Each record is to be printed again precisely as it reads.

* **SUPPLIED INFORMATION**
-------

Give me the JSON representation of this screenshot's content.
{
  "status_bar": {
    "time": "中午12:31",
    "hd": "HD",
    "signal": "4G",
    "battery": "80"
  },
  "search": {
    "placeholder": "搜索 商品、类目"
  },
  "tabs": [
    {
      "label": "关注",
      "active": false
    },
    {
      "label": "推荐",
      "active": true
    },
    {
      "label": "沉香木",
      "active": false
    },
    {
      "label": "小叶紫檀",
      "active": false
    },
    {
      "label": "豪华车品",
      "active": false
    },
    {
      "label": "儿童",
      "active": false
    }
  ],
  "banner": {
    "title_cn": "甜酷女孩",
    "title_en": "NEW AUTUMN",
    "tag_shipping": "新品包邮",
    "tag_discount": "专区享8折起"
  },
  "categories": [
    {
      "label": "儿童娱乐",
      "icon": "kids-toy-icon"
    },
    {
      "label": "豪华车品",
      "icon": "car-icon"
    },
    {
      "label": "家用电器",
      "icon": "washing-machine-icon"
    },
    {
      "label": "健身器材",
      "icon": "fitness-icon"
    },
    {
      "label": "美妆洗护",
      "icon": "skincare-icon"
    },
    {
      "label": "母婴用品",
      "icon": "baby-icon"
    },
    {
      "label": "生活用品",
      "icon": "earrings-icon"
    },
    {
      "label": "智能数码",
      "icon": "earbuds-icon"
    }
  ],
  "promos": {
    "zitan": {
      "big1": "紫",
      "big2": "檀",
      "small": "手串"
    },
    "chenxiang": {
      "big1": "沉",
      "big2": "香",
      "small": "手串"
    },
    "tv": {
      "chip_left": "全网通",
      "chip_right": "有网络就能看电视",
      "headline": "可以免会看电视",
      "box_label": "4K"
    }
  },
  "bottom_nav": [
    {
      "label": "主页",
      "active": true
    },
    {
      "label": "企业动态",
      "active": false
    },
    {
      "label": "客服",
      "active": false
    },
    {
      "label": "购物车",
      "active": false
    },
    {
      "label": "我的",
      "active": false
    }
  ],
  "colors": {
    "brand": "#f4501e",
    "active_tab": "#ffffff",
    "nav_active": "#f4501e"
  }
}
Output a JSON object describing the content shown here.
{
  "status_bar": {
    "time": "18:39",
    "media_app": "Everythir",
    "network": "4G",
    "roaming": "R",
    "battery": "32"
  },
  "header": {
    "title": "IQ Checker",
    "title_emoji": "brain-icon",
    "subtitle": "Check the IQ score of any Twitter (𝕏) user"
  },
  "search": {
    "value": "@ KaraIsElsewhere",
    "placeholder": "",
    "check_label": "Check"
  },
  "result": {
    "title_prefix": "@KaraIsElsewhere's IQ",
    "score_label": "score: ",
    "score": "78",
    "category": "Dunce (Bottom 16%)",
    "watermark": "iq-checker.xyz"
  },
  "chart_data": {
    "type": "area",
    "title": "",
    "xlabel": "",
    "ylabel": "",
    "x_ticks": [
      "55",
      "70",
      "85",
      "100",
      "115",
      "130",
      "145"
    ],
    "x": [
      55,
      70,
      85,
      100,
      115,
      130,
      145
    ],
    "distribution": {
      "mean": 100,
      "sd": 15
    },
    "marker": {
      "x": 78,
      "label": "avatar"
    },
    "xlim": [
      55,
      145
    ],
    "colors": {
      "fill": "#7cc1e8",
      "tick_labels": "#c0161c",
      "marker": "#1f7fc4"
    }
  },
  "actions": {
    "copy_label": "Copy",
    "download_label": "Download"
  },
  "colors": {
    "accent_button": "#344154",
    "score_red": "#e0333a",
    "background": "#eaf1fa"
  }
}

-------

* **OUTPUT OF THE TASK**
Give me the JSON representation of this screenshot's content.
{
  "status_bar": {
    "time": "中午12:31",
    "hd": "HD",
    "signal": "4G",
    "battery": "80"
  },
  "search": {
    "placeholder": "搜索 商品、类目"
  },
  "tabs": [
    {
      "label": "关注",
      "active": false
    },
    {
      "label": "推荐",
      "active": true
    },
    {
      "label": "沉香木",
      "active": false
    },
    {
      "label": "小叶紫檀",
      "active": false
    },
    {
      "label": "豪华车品",
      "active": false
    },
    {
      "label": "儿童",
      "active": false
    }
  ],
  "banner": {
    "title_cn": "甜酷女孩",
    "title_en": "NEW AUTUMN",
    "tag_shipping": "新品包邮",
    "tag_discount": "专区享8折起"
  },
  "categories": [
    {
      "label": "儿童娱乐",
      "icon": "kids-toy-icon"
    },
    {
      "label": "豪华车品",
      "icon": "car-icon"
    },
    {
      "label": "家用电器",
      "icon": "washing-machine-icon"
    },
    {
      "label": "健身器材",
      "icon": "fitness-icon"
    },
    {
      "label": "美妆洗护",
      "icon": "skincare-icon"
    },
    {
      "label": "母婴用品",
      "icon": "baby-icon"
    },
    {
      "label": "生活用品",
      "icon": "earrings-icon"
    },
    {
      "label": "智能数码",
      "icon": "earbuds-icon"
    }
  ],
  "promos": {
    "zitan": {
      "big1": "紫",
      "big2": "檀",
      "small": "手串"
    },
    "chenxiang": {
      "big1": "沉",
      "big2": "香",
      "small": "手串"
    },
    "tv": {
      "chip_left": "全网通",
      "chip_right": "有网络就能看电视",
      "headline": "可以免会看电视",
      "box_label": "4K"
    }
  },
  "bottom_nav": [
    {
      "label": "主页",
      "active": true
    },
    {
      "label": "企业动态",
      "active": false
    },
    {
      "label": "客服",
      "active": false
    },
    {
      "label": "购物车",
      "active": false
    },
    {
      "label": "我的",
      "active": false
    }
  ],
  "colors": {
    "brand": "#f4501e",
    "active_tab": "#ffffff",
    "nav_active": "#f4501e"
  }
}
Output a JSON object describing the content shown here.
{
  "status_bar": {
    "time": "18:39",
    "media_app": "Everythir",
    "network": "4G",
    "roaming": "R",
    "battery": "32"
  },
  "header": {
    "title": "IQ Checker",
    "title_emoji": "brain-icon",
    "subtitle": "Check the IQ score of any Twitter (𝕏) user"
  },
  "search": {
    "value": "@ KaraIsElsewhere",
    "placeholder": "",
    "check_label": "Check"
  },
  "result": {
    "title_prefix": "@KaraIsElsewhere's IQ",
    "score_label": "score: ",
    "score": "78",
    "category": "Dunce (Bottom 16%)",
    "watermark": "iq-checker.xyz"
  },
  "chart_data": {
    "type": "area",
    "title": "",
    "xlabel": "",
    "ylabel": "",
    "x_ticks": [
      "55",
      "70",
      "85",
      "100",
      "115",
      "130",
      "145"
    ],
    "x": [
      55,
      70,
      85,
      100,
      115,
      130,
      145
    ],
    "distribution": {
      "mean": 100,
      "sd": 15
    },
    "marker": {
      "x": 78,
      "label": "avatar"
    },
    "xlim": [
      55,
      145
    ],
    "colors": {
      "fill": "#7cc1e8",
      "tick_labels": "#c0161c",
      "marker": "#1f7fc4"
    }
  },
  "actions": {
    "copy_label": "Copy",
    "download_label": "Download"
  },
  "colors": {
    "accent_button": "#344154",
    "score_red": "#e0333a",
    "background": "#eaf1fa"
  }
}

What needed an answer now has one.